* begin Records supplied *

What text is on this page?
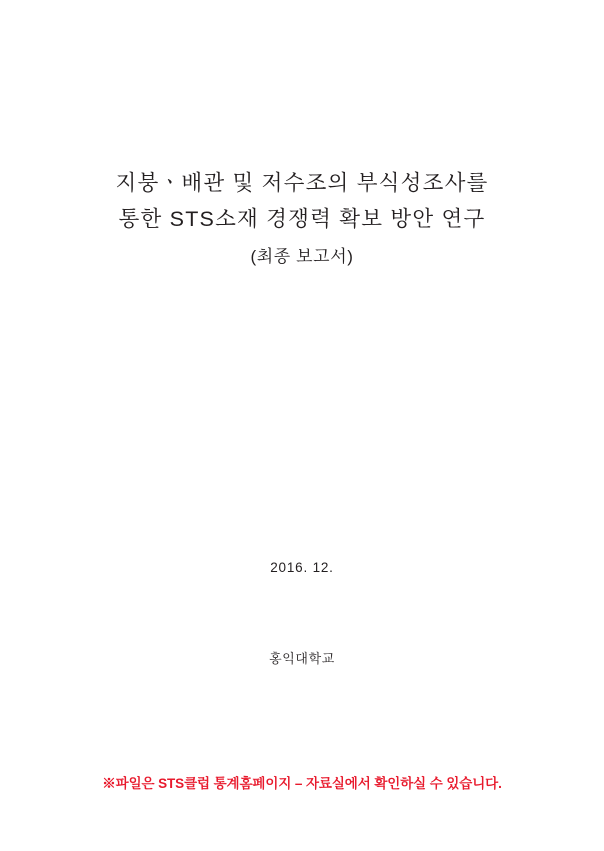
지붕ㆍ배관 및 저수조의 부식성조사를
통한 STS소재 경쟁력 확보 방안 연구
(최종 보고서)
2016. 12.
홍익대학교
※파일은 STS클럽 통계홈페이지 – 자료실에서 확인하실 수 있습니다.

* end Records supplied *

## Short exercise
Output an exact copy of the material, with the pictures removed.

## Reply to the task
What text is on this page?
지붕ㆍ배관 및 저수조의 부식성조사를
통한 STS소재 경쟁력 확보 방안 연구
(최종 보고서)
2016. 12.
홍익대학교
※파일은 STS클럽 통계홈페이지 – 자료실에서 확인하실 수 있습니다.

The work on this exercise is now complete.